Supplied data:

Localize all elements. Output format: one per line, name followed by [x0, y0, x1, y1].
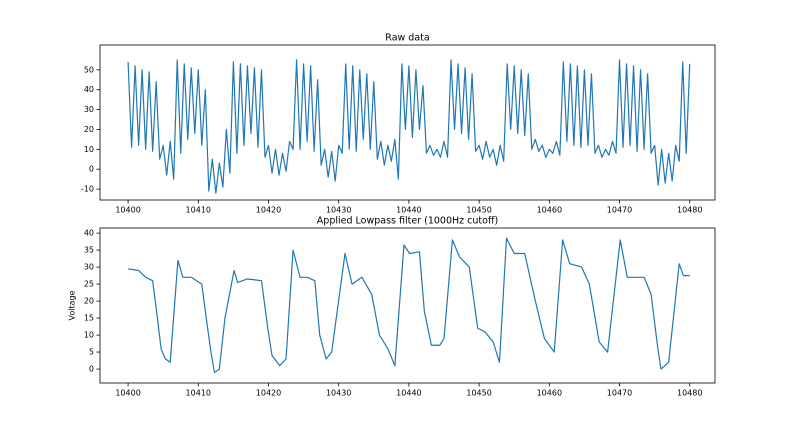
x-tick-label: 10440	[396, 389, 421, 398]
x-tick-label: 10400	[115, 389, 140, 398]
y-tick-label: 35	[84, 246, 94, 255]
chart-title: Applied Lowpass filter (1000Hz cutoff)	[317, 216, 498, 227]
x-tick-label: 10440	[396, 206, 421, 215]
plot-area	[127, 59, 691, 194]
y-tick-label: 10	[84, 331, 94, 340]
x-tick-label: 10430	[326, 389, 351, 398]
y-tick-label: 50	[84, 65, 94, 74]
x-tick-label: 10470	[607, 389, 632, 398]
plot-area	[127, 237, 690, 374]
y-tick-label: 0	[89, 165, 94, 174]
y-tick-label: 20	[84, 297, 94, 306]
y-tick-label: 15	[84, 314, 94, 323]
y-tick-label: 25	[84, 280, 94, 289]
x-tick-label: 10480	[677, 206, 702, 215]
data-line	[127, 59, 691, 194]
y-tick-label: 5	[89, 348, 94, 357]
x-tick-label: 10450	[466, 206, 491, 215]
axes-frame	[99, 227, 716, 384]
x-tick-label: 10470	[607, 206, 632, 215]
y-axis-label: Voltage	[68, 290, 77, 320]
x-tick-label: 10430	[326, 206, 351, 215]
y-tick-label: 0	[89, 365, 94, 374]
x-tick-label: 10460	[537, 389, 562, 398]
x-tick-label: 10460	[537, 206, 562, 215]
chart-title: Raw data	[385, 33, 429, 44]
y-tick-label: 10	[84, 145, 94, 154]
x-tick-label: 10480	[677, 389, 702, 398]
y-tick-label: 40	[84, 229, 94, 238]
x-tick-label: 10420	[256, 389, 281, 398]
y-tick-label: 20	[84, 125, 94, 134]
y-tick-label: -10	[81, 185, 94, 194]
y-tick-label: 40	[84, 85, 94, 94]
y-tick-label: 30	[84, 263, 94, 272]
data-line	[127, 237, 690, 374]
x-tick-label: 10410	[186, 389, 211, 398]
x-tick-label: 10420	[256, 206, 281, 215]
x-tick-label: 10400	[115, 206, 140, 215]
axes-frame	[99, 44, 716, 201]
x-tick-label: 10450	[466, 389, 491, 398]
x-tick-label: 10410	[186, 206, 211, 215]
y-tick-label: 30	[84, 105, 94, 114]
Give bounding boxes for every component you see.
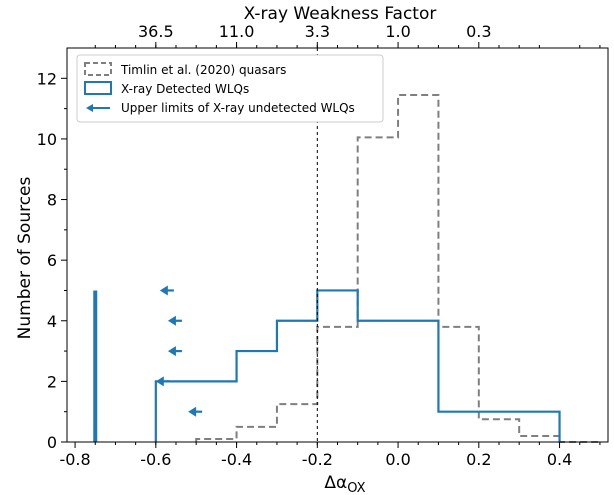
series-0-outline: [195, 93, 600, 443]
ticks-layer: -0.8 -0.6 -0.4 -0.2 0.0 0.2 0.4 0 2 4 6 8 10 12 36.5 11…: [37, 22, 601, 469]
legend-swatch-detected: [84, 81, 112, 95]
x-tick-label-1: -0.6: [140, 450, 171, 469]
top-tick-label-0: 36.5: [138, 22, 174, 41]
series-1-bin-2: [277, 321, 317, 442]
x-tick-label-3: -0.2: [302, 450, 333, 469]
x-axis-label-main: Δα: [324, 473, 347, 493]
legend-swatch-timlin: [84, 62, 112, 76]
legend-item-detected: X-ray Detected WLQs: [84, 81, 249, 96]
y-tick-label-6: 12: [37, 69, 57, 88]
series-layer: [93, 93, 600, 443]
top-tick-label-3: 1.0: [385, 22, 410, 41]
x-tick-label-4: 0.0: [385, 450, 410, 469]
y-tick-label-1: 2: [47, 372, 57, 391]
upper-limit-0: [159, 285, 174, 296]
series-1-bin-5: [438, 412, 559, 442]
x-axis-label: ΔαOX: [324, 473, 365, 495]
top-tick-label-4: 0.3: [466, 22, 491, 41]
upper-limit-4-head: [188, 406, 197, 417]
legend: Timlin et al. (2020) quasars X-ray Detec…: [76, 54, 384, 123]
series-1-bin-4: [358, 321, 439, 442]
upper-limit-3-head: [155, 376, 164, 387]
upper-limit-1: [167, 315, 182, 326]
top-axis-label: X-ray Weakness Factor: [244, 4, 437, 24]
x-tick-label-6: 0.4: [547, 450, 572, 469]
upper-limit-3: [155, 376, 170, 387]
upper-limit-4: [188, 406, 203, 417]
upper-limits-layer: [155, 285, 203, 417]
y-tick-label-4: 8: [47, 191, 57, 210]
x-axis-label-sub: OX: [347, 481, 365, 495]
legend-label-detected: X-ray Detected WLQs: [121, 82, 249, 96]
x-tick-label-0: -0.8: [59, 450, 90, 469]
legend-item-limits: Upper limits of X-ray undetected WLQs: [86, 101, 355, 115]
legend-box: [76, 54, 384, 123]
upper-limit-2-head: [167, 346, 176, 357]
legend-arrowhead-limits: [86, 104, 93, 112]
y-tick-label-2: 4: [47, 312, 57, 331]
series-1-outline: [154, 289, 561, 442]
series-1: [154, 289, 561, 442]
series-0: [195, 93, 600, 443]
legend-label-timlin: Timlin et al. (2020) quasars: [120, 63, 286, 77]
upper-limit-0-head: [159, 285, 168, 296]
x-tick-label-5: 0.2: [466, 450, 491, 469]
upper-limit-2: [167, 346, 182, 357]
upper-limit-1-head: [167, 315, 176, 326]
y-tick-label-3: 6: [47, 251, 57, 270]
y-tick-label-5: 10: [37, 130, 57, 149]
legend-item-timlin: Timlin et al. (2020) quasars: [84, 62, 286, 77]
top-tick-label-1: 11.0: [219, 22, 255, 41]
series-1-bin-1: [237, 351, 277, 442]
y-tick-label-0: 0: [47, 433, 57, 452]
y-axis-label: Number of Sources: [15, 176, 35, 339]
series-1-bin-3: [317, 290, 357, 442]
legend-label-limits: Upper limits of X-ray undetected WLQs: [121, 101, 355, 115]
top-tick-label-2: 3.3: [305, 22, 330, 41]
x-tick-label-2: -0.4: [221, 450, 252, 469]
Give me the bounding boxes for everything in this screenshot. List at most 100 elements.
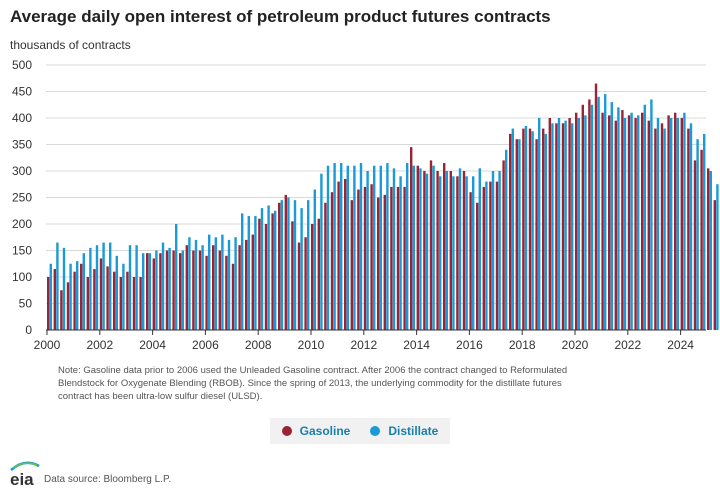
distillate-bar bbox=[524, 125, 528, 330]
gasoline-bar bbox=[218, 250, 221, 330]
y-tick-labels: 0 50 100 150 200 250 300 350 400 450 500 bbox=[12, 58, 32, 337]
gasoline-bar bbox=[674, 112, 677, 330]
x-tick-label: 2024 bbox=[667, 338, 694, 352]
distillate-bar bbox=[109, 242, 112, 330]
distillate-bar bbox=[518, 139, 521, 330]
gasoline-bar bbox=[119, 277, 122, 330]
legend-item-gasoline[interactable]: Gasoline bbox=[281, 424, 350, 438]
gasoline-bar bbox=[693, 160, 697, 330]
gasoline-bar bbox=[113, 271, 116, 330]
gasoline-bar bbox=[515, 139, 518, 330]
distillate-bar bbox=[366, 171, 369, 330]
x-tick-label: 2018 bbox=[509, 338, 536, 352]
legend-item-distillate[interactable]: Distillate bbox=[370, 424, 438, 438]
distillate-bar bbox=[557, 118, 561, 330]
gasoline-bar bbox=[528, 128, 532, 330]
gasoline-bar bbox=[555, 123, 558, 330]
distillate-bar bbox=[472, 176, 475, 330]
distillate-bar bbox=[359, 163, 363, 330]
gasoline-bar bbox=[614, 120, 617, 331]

Directions: Reproduce all of the data above line for line, without any changes, and omit the pictures from your answer.

Response to this exercise:
Localize all elements. Output format: one per line, name followed by [x0, y0, x1, y1].
x-tick-label: 10440	[396, 389, 421, 398]
x-tick-label: 10400	[115, 389, 140, 398]
y-tick-label: 35	[84, 246, 94, 255]
chart-title: Applied Lowpass filter (1000Hz cutoff)	[317, 216, 498, 227]
x-tick-label: 10440	[396, 206, 421, 215]
plot-area	[127, 59, 691, 194]
y-tick-label: 10	[84, 331, 94, 340]
x-tick-label: 10430	[326, 389, 351, 398]
y-tick-label: 50	[84, 65, 94, 74]
x-tick-label: 10470	[607, 389, 632, 398]
plot-area	[127, 237, 690, 374]
y-tick-label: 0	[89, 165, 94, 174]
y-tick-label: 20	[84, 297, 94, 306]
y-tick-label: 15	[84, 314, 94, 323]
y-tick-label: 25	[84, 280, 94, 289]
x-tick-label: 10480	[677, 206, 702, 215]
data-line	[127, 59, 691, 194]
y-tick-label: 5	[89, 348, 94, 357]
x-tick-label: 10450	[466, 206, 491, 215]
axes-frame	[99, 227, 716, 384]
x-tick-label: 10470	[607, 206, 632, 215]
y-axis-label: Voltage	[68, 290, 77, 320]
x-tick-label: 10430	[326, 206, 351, 215]
y-tick-label: 0	[89, 365, 94, 374]
x-tick-label: 10460	[537, 389, 562, 398]
x-tick-label: 10460	[537, 206, 562, 215]
chart-title: Raw data	[385, 33, 429, 44]
y-tick-label: 10	[84, 145, 94, 154]
x-tick-label: 10480	[677, 389, 702, 398]
y-tick-label: 40	[84, 229, 94, 238]
x-tick-label: 10420	[256, 389, 281, 398]
y-tick-label: 20	[84, 125, 94, 134]
y-tick-label: -10	[81, 185, 94, 194]
y-tick-label: 40	[84, 85, 94, 94]
y-tick-label: 30	[84, 263, 94, 272]
data-line	[127, 237, 690, 374]
x-tick-label: 10410	[186, 389, 211, 398]
x-tick-label: 10420	[256, 206, 281, 215]
x-tick-label: 10400	[115, 206, 140, 215]
axes-frame	[99, 44, 716, 201]
x-tick-label: 10450	[466, 389, 491, 398]
x-tick-label: 10410	[186, 206, 211, 215]
y-tick-label: 30	[84, 105, 94, 114]
Give bounding boxes for every component you see.
series-0-outline: [195, 93, 600, 443]
ticks-layer: -0.8 -0.6 -0.4 -0.2 0.0 0.2 0.4 0 2 4 6 8 10 12 36.5 11…: [37, 22, 601, 469]
legend-swatch-detected: [84, 81, 112, 95]
x-tick-label-1: -0.6: [140, 450, 171, 469]
top-tick-label-0: 36.5: [138, 22, 174, 41]
series-1-bin-2: [277, 321, 317, 442]
x-tick-label-3: -0.2: [302, 450, 333, 469]
x-axis-label-main: Δα: [324, 473, 347, 493]
legend-swatch-timlin: [84, 62, 112, 76]
legend-item-detected: X-ray Detected WLQs: [84, 81, 249, 96]
y-tick-label-6: 12: [37, 69, 57, 88]
series-layer: [93, 93, 600, 443]
top-tick-label-3: 1.0: [385, 22, 410, 41]
x-tick-label-4: 0.0: [385, 450, 410, 469]
y-tick-label-1: 2: [47, 372, 57, 391]
upper-limit-0: [159, 285, 174, 296]
series-1-bin-5: [438, 412, 559, 442]
x-axis-label: ΔαOX: [324, 473, 365, 495]
top-tick-label-4: 0.3: [466, 22, 491, 41]
upper-limit-4-head: [188, 406, 197, 417]
legend: Timlin et al. (2020) quasars X-ray Detec…: [76, 54, 384, 123]
series-1-bin-4: [358, 321, 439, 442]
upper-limit-3-head: [155, 376, 164, 387]
upper-limit-1: [167, 315, 182, 326]
top-axis-label: X-ray Weakness Factor: [244, 4, 437, 24]
x-tick-label-6: 0.4: [547, 450, 572, 469]
upper-limit-3: [155, 376, 170, 387]
upper-limit-4: [188, 406, 203, 417]
upper-limits-layer: [155, 285, 203, 417]
y-tick-label-4: 8: [47, 191, 57, 210]
x-axis-label-sub: OX: [347, 481, 365, 495]
legend-label-detected: X-ray Detected WLQs: [121, 82, 249, 96]
x-tick-label-0: -0.8: [59, 450, 90, 469]
legend-item-limits: Upper limits of X-ray undetected WLQs: [86, 101, 355, 115]
legend-box: [76, 54, 384, 123]
upper-limit-2-head: [167, 346, 176, 357]
legend-arrowhead-limits: [86, 104, 93, 112]
y-tick-label-2: 4: [47, 312, 57, 331]
series-1-outline: [154, 289, 561, 442]
series-1: [154, 289, 561, 442]
series-0: [195, 93, 600, 443]
legend-label-timlin: Timlin et al. (2020) quasars: [120, 63, 286, 77]
upper-limit-0-head: [159, 285, 168, 296]
x-tick-label-5: 0.2: [466, 450, 491, 469]
upper-limit-2: [167, 346, 182, 357]
upper-limit-1-head: [167, 315, 176, 326]
y-tick-label-3: 6: [47, 251, 57, 270]
y-tick-label-5: 10: [37, 130, 57, 149]
legend-item-timlin: Timlin et al. (2020) quasars: [84, 62, 286, 77]
top-tick-label-1: 11.0: [219, 22, 255, 41]
series-1-bin-1: [237, 351, 277, 442]
y-tick-label-0: 0: [47, 433, 57, 452]
y-axis-label: Number of Sources: [15, 176, 35, 339]
series-1-bin-3: [317, 290, 357, 442]
legend-label-limits: Upper limits of X-ray undetected WLQs: [121, 101, 355, 115]
top-tick-label-2: 3.3: [305, 22, 330, 41]
x-tick-label-2: -0.4: [221, 450, 252, 469]
Give me the bounding boxes for everything in this screenshot. List at most 100 elements.
distillate-bar bbox=[524, 125, 528, 330]
gasoline-bar bbox=[218, 250, 221, 330]
y-tick-labels: 0 50 100 150 200 250 300 350 400 450 500 bbox=[12, 58, 32, 337]
gasoline-bar bbox=[674, 112, 677, 330]
x-tick-label: 2024 bbox=[667, 338, 694, 352]
distillate-bar bbox=[109, 242, 112, 330]
distillate-bar bbox=[518, 139, 521, 330]
gasoline-bar bbox=[119, 277, 122, 330]
legend-item-gasoline[interactable]: Gasoline bbox=[281, 424, 350, 438]
gasoline-bar bbox=[693, 160, 697, 330]
gasoline-bar bbox=[113, 271, 116, 330]
gasoline-bar bbox=[515, 139, 518, 330]
distillate-bar bbox=[366, 171, 369, 330]
x-tick-label: 2018 bbox=[509, 338, 536, 352]
legend-item-distillate[interactable]: Distillate bbox=[370, 424, 438, 438]
distillate-bar bbox=[557, 118, 561, 330]
gasoline-bar bbox=[528, 128, 532, 330]
gasoline-bar bbox=[555, 123, 558, 330]
distillate-bar bbox=[472, 176, 475, 330]
distillate-bar bbox=[359, 163, 363, 330]
gasoline-bar bbox=[614, 120, 617, 331]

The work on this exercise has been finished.